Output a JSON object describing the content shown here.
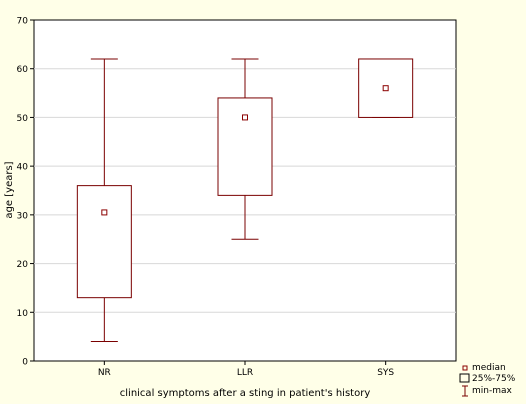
{
  "chart_data": {
    "type": "boxplot",
    "xlabel": "clinical symptoms after a sting in patient's history",
    "ylabel": "age [years]",
    "ylim": [
      0,
      70
    ],
    "yticks": [
      0,
      10,
      20,
      30,
      40,
      50,
      60,
      70
    ],
    "grid": true,
    "legend_position": "bottom-right",
    "categories": [
      "NR",
      "LLR",
      "SYS"
    ],
    "boxes": [
      {
        "category": "NR",
        "min": 4,
        "q1": 13,
        "median": 30.5,
        "q3": 36,
        "max": 62
      },
      {
        "category": "LLR",
        "min": 25,
        "q1": 34,
        "median": 50,
        "q3": 54,
        "max": 62
      },
      {
        "category": "SYS",
        "min": 50,
        "q1": 50,
        "median": 56,
        "q3": 62,
        "max": 62
      }
    ],
    "legend": [
      {
        "symbol": "median",
        "label": "median"
      },
      {
        "symbol": "box",
        "label": "25%-75%"
      },
      {
        "symbol": "whisker",
        "label": "min-max"
      }
    ],
    "colors": {
      "box": "#7a0000",
      "median": "#8b0000",
      "background": "#ffffe8",
      "plot_bg": "#ffffff",
      "grid": "#d8d8d8"
    }
  }
}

__________________________________________________

▸ **What the task asks**:
Identify every line holding the word "median" and copy it out.

▸ **Answer to the problem**:
        "median": 30.5,
        "median": 50,
        "median": 56,
        "symbol": "median",
        "label": "median"
      "median": "#8b0000",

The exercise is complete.